#### Set task:
Keep only the lines where "been" appears.

#### Items:
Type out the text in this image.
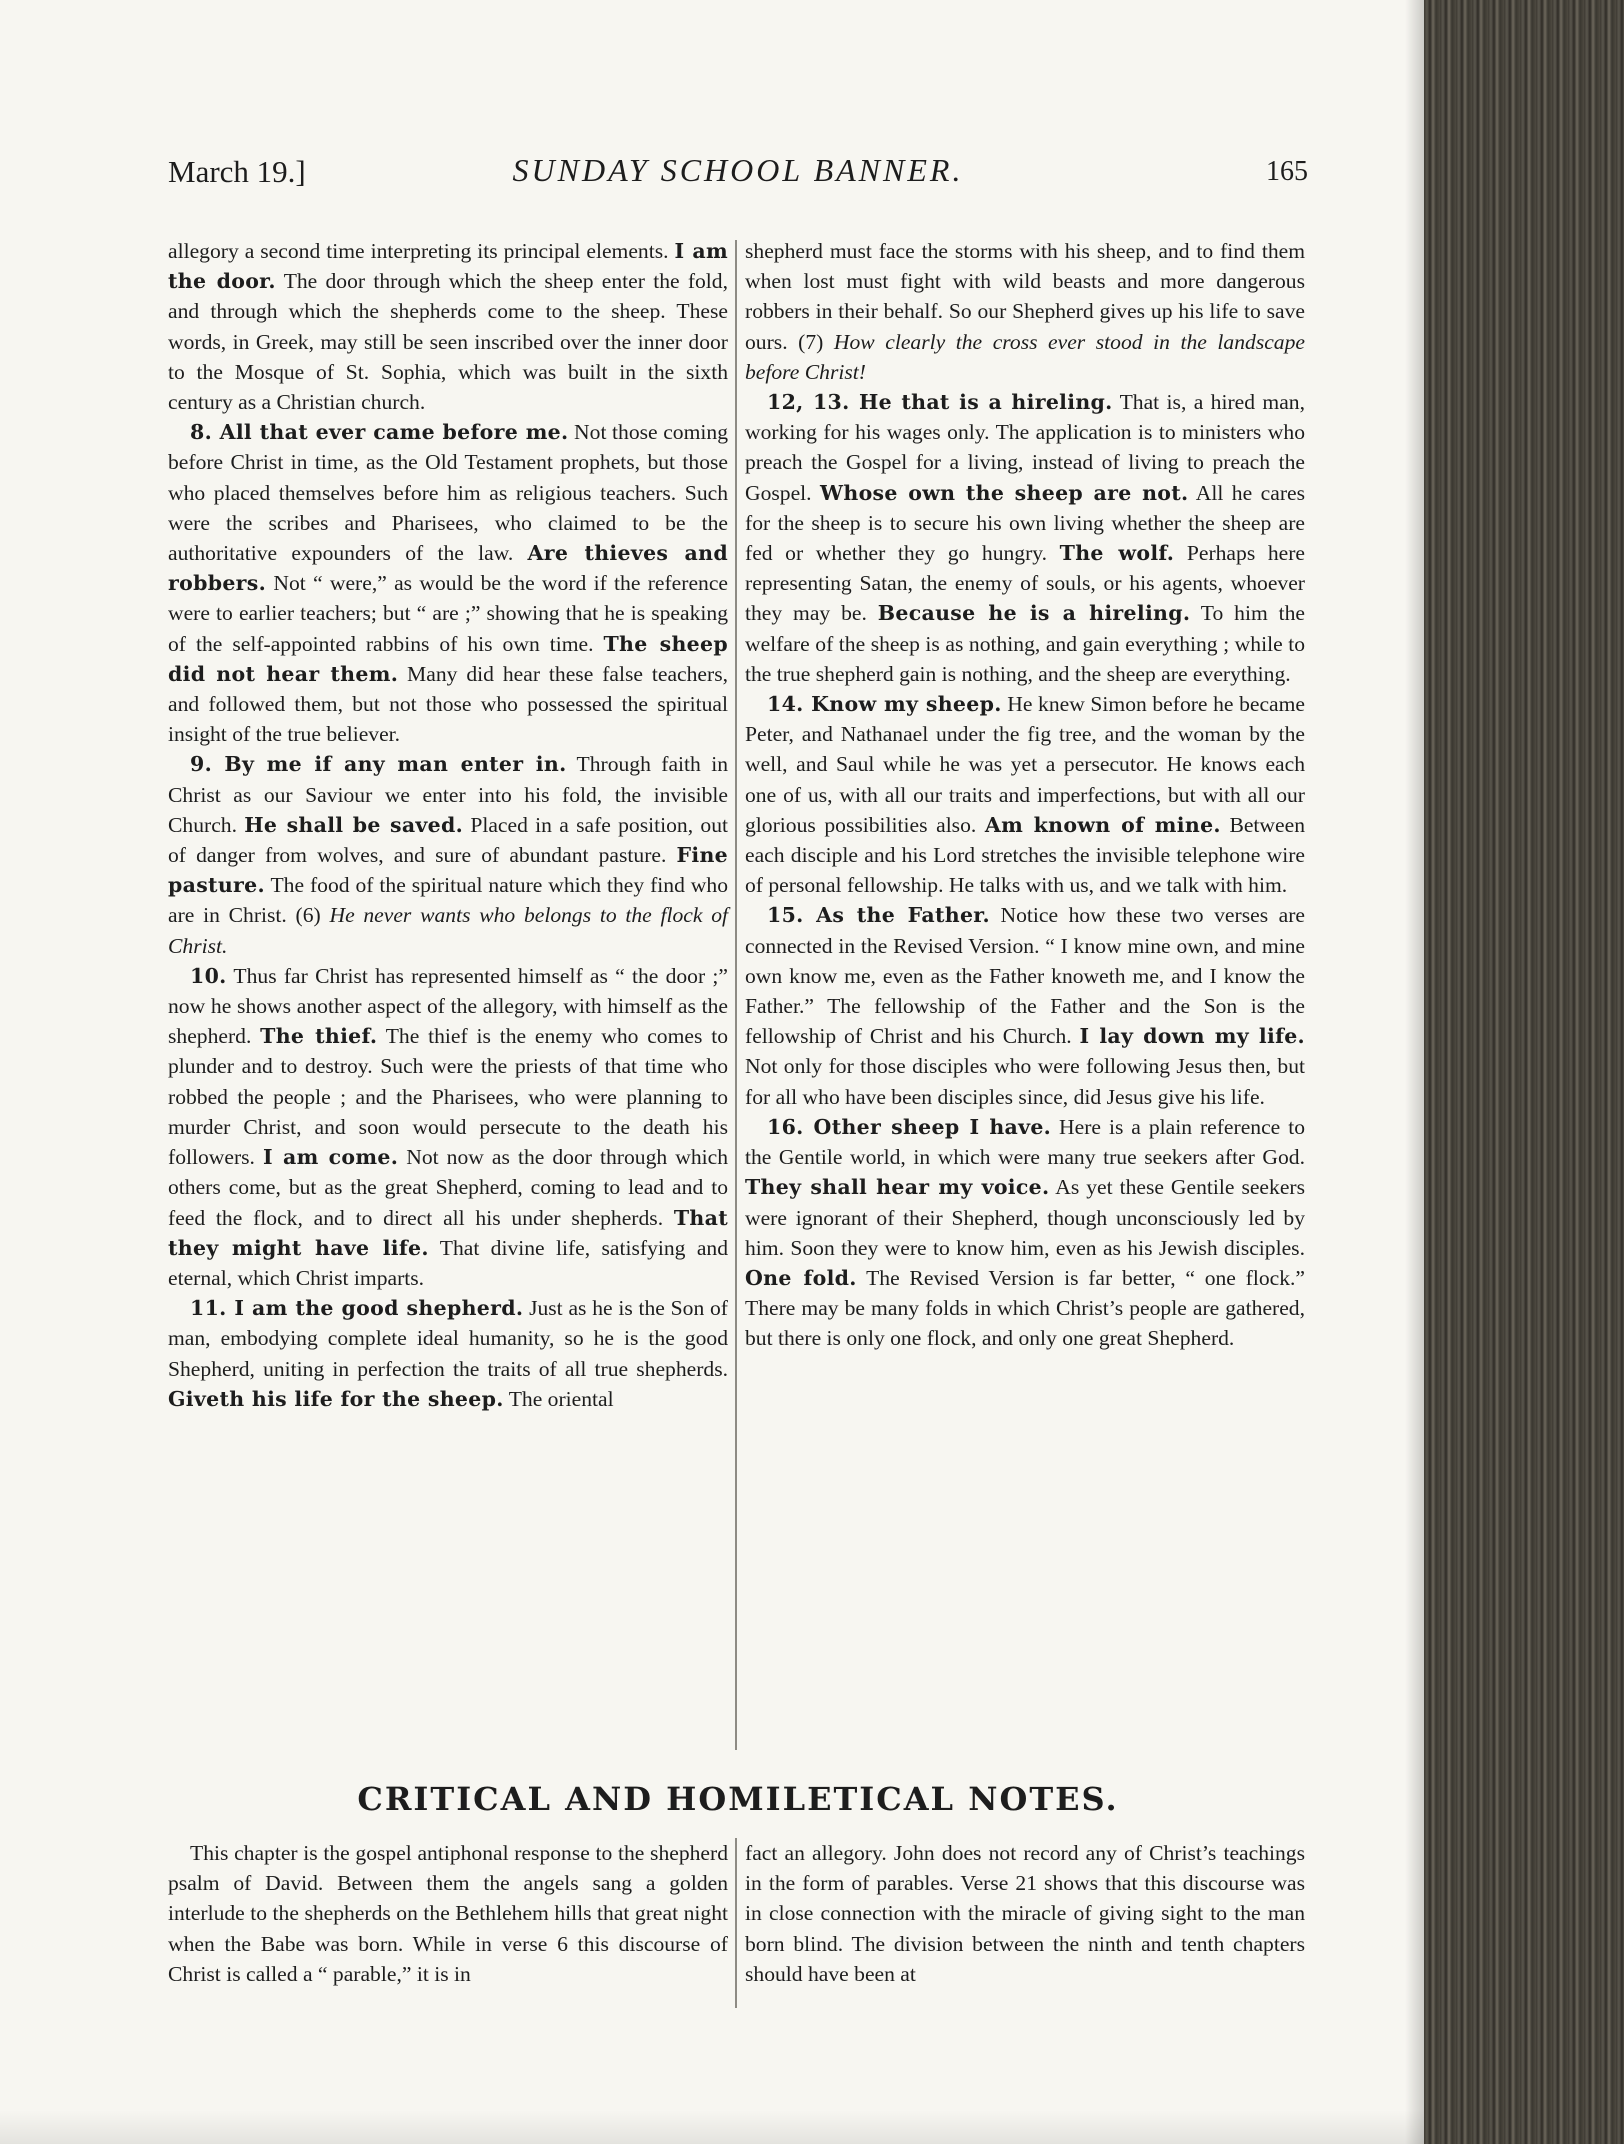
March 19.]	SUNDAY SCHOOL BANNER.	165

allegory a second time interpreting its principal elements. I am the door. The door through which the sheep enter the fold, and through which the shepherds come to the sheep. These words, in Greek, may still be seen inscribed over the inner door to the Mosque of St. Sophia, which was built in the sixth century as a Christian church.

8. All that ever came before me. Not those coming before Christ in time, as the Old Testament prophets, but those who placed themselves before him as religious teachers. Such were the scribes and Pharisees, who claimed to be the authoritative expounders of the law. Are thieves and robbers. Not “ were,” as would be the word if the reference were to earlier teachers; but “ are ;” showing that he is speaking of the self-appointed rabbins of his own time. The sheep did not hear them. Many did hear these false teachers, and followed them, but not those who possessed the spiritual insight of the true believer.

9. By me if any man enter in. Through faith in Christ as our Saviour we enter into his fold, the invisible Church. He shall be saved. Placed in a safe position, out of danger from wolves, and sure of abundant pasture. Fine pasture. The food of the spiritual nature which they find who are in Christ. (6) He never wants who belongs to the flock of Christ.

10. Thus far Christ has represented himself as “ the door ;” now he shows another aspect of the allegory, with himself as the shepherd. The thief. The thief is the enemy who comes to plunder and to destroy. Such were the priests of that time who robbed the people ; and the Pharisees, who were planning to murder Christ, and soon would persecute to the death his followers. I am come. Not now as the door through which others come, but as the great Shepherd, coming to lead and to feed the flock, and to direct all his under shepherds. That they might have life. That divine life, satisfying and eternal, which Christ imparts.

11. I am the good shepherd. Just as he is the Son of man, embodying complete ideal humanity, so he is the good Shepherd, uniting in perfection the traits of all true shepherds. Giveth his life for the sheep. The oriental

shepherd must face the storms with his sheep, and to find them when lost must fight with wild beasts and more dangerous robbers in their behalf. So our Shepherd gives up his life to save ours. (7) How clearly the cross ever stood in the landscape before Christ!

12, 13. He that is a hireling. That is, a hired man, working for his wages only. The application is to ministers who preach the Gospel for a living, instead of living to preach the Gospel. Whose own the sheep are not. All he cares for the sheep is to secure his own living whether the sheep are fed or whether they go hungry. The wolf. Perhaps here representing Satan, the enemy of souls, or his agents, whoever they may be. Because he is a hireling. To him the welfare of the sheep is as nothing, and gain everything ; while to the true shepherd gain is nothing, and the sheep are everything.

14. Know my sheep. He knew Simon before he became Peter, and Nathanael under the fig tree, and the woman by the well, and Saul while he was yet a persecutor. He knows each one of us, with all our traits and imperfections, but with all our glorious possibilities also. Am known of mine. Between each disciple and his Lord stretches the invisible telephone wire of personal fellowship. He talks with us, and we talk with him.

15. As the Father. Notice how these two verses are connected in the Revised Version. “ I know mine own, and mine own know me, even as the Father knoweth me, and I know the Father.” The fellowship of the Father and the Son is the fellowship of Christ and his Church. I lay down my life. Not only for those disciples who were following Jesus then, but for all who have been disciples since, did Jesus give his life.

16. Other sheep I have. Here is a plain reference to the Gentile world, in which were many true seekers after God. They shall hear my voice. As yet these Gentile seekers were ignorant of their Shepherd, though unconsciously led by him. Soon they were to know him, even as his Jewish disciples. One fold. The Revised Version is far better, “ one flock.” There may be many folds in which Christ’s people are gathered, but there is only one flock, and only one great Shepherd.

CRITICAL AND HOMILETICAL NOTES.

This chapter is the gospel antiphonal response to the shepherd psalm of David. Between them the angels sang a golden interlude to the shepherds on the Bethlehem hills that great night when the Babe was born. While in verse 6 this discourse of Christ is called a “ parable,” it is in

fact an allegory. John does not record any of Christ’s teachings in the form of parables. Verse 21 shows that this discourse was in close connection with the miracle of giving sight to the man born blind. The division between the ninth and tenth chapters should have been at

#### Written solution:
15. As the Father. Notice how these two verses are connected in the Revised Version. “ I know mine own, and mine own know me, even as the Father knoweth me, and I know the Father.” The fellowship of the Father and the Son is the fellowship of Christ and his Church. I lay down my life. Not only for those disciples who were following Jesus then, but for all who have been disciples since, did Jesus give his life.
fact an allegory. John does not record any of Christ’s teachings in the form of parables. Verse 21 shows that this discourse was in close connection with the miracle of giving sight to the man born blind. The division between the ninth and tenth chapters should have been at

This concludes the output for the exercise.